SET TASK: Select, from the data, each line where "Year" occurs.

--- Start AVAILABLE DATA ---

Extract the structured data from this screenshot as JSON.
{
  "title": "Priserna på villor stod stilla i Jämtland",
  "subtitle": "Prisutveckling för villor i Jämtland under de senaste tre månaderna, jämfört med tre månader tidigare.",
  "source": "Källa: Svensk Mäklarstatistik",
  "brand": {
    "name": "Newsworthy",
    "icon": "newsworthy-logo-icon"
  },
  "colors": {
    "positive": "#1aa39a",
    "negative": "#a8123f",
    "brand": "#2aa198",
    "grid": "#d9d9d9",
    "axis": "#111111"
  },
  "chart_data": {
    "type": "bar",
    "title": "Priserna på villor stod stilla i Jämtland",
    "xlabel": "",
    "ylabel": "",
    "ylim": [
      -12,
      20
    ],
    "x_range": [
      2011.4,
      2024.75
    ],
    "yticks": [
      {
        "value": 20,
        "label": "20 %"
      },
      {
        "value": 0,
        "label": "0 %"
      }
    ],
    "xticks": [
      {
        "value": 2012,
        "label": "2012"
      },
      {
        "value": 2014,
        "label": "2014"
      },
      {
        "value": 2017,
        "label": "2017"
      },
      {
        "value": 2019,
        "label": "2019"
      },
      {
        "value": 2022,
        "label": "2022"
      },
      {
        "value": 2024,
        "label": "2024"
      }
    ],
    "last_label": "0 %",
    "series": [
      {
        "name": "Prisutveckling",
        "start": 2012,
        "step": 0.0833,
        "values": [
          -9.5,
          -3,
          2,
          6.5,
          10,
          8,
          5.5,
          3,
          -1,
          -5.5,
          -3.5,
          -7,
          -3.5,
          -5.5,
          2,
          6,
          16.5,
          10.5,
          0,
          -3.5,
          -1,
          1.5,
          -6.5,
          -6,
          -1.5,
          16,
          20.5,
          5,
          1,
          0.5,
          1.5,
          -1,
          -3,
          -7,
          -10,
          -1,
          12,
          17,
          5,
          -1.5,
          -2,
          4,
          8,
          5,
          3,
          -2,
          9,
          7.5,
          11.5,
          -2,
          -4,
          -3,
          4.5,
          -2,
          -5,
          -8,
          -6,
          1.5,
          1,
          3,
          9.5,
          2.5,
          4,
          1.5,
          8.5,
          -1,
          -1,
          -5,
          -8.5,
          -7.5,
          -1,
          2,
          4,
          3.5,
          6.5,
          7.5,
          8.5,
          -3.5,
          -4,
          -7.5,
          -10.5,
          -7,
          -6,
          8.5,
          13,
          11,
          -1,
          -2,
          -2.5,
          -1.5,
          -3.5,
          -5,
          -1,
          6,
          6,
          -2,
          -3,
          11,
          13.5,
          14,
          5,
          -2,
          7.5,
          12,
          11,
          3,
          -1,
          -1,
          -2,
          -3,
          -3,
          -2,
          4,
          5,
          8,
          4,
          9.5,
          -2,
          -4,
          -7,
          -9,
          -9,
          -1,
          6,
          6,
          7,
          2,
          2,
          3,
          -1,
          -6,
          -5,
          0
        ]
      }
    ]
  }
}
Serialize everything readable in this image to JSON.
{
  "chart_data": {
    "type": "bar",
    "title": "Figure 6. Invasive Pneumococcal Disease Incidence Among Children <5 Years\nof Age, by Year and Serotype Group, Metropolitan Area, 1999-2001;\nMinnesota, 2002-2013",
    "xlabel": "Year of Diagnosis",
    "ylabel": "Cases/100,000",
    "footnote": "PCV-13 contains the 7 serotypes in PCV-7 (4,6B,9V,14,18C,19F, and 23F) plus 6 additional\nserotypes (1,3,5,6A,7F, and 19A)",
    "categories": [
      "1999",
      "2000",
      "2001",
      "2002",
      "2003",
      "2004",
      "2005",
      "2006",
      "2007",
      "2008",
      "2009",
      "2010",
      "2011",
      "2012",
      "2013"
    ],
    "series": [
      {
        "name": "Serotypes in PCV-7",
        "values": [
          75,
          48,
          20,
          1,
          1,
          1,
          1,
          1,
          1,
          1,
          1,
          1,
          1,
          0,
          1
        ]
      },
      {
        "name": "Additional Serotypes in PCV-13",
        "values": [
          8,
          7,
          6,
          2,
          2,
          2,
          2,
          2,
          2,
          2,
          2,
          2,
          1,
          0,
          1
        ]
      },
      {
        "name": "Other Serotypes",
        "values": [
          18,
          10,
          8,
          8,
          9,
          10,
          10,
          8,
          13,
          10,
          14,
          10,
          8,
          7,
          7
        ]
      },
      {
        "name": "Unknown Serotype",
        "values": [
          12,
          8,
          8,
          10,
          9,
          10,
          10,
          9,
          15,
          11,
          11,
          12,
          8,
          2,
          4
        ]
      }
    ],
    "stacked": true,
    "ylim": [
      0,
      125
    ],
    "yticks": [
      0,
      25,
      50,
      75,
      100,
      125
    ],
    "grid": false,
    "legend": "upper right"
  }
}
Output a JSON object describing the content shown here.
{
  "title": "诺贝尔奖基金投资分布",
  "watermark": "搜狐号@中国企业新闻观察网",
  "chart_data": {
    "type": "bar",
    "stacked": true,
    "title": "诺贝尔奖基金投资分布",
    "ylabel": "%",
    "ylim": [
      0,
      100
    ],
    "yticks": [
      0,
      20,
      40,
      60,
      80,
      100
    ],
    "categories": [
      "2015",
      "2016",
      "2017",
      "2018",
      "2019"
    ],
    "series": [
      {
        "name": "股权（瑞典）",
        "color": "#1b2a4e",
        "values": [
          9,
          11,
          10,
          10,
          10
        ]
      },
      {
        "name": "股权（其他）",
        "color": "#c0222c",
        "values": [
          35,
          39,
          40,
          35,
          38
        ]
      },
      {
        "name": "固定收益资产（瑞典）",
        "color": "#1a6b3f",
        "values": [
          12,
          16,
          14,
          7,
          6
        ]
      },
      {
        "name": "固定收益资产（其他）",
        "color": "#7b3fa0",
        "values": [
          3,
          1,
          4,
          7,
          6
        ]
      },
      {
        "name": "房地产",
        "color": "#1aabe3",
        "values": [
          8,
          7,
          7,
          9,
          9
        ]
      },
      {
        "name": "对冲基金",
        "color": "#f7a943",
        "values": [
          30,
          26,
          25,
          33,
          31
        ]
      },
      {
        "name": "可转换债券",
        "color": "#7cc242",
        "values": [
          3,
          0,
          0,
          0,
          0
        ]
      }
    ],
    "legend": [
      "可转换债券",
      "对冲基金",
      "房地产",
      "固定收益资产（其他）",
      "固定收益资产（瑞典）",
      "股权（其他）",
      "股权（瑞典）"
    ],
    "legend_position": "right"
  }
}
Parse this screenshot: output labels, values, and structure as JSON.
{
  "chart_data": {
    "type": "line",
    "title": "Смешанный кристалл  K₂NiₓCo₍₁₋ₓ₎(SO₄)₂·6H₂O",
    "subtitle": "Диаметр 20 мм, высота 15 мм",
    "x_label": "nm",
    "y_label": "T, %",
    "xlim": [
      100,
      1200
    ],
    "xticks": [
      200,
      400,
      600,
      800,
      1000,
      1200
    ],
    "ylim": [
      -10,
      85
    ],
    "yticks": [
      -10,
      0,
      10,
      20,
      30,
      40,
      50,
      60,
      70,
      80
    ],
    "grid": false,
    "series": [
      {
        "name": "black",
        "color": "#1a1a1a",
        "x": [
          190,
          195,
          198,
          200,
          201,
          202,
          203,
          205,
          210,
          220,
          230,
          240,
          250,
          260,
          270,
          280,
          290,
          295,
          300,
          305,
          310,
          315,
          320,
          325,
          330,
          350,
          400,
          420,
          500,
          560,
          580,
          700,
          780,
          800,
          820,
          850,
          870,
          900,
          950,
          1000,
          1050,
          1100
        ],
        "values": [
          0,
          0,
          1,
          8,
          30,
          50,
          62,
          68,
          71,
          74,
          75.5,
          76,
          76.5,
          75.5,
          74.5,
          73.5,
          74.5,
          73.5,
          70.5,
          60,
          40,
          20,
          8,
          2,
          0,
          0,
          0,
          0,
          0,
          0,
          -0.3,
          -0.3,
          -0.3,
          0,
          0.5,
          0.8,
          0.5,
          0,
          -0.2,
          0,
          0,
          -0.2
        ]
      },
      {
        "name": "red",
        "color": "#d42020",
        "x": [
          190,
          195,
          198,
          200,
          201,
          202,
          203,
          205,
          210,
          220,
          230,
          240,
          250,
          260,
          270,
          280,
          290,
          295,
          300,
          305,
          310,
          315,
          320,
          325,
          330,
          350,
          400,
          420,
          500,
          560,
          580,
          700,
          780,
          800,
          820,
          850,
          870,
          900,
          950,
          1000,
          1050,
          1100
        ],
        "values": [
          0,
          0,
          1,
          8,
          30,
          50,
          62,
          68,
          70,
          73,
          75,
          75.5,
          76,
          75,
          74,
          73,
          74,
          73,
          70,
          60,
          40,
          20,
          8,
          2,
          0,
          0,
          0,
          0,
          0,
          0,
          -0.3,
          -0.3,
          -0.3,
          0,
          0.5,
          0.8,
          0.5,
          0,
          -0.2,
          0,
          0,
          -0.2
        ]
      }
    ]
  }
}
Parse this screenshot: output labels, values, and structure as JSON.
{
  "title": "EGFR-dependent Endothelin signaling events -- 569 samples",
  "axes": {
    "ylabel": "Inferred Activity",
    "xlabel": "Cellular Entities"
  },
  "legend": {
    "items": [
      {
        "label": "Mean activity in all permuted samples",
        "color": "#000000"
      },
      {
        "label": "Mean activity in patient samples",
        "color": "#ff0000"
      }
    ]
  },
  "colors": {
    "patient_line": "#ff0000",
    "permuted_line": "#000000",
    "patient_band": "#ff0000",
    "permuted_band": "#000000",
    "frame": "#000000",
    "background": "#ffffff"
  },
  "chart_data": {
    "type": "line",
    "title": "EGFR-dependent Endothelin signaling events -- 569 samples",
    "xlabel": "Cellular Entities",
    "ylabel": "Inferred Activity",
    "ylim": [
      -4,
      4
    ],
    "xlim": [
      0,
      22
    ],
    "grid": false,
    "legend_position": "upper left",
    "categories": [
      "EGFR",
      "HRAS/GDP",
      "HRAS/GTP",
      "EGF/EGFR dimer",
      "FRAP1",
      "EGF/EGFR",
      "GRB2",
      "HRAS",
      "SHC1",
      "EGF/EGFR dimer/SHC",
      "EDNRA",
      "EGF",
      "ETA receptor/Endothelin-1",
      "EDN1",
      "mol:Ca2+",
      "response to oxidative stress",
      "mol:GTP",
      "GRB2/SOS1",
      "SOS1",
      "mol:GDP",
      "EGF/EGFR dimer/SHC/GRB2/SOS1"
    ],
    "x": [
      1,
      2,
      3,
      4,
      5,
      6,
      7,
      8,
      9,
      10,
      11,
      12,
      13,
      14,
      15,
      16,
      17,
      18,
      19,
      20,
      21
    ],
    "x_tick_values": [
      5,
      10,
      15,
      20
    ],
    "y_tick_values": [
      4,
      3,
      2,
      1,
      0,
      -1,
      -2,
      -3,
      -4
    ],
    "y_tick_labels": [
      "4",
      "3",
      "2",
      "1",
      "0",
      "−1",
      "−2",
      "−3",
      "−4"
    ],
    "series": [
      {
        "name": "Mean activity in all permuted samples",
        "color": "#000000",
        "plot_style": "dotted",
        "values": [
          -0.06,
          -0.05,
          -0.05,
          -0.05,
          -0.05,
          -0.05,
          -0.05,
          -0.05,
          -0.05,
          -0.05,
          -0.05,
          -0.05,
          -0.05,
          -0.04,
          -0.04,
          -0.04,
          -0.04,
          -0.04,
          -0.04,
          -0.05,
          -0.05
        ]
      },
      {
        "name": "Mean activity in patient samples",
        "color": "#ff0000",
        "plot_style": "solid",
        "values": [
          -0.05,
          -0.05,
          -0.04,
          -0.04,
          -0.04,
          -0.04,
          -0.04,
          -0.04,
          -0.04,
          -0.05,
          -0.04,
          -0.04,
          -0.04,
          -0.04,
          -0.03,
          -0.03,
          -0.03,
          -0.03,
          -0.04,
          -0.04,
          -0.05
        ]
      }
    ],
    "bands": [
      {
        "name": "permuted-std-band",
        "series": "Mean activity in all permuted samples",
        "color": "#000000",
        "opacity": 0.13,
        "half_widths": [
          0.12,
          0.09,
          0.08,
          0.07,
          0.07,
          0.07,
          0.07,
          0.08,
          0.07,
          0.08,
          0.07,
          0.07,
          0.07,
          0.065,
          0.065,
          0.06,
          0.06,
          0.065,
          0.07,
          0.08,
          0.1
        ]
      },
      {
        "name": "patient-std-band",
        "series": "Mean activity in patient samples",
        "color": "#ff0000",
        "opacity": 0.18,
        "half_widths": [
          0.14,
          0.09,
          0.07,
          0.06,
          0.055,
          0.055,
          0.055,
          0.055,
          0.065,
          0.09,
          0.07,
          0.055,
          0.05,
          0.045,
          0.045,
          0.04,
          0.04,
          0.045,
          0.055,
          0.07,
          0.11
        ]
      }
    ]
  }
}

--- End AVAILABLE DATA ---

RESULT OF THE TASK:
    "title": "Figure 6. Invasive Pneumococcal Disease Incidence Among Children <5 Years\nof Age, by Year and Serotype Group, Metropolitan Area, 1999-2001;\nMinnesota, 2002-2013",
    "xlabel": "Year of Diagnosis",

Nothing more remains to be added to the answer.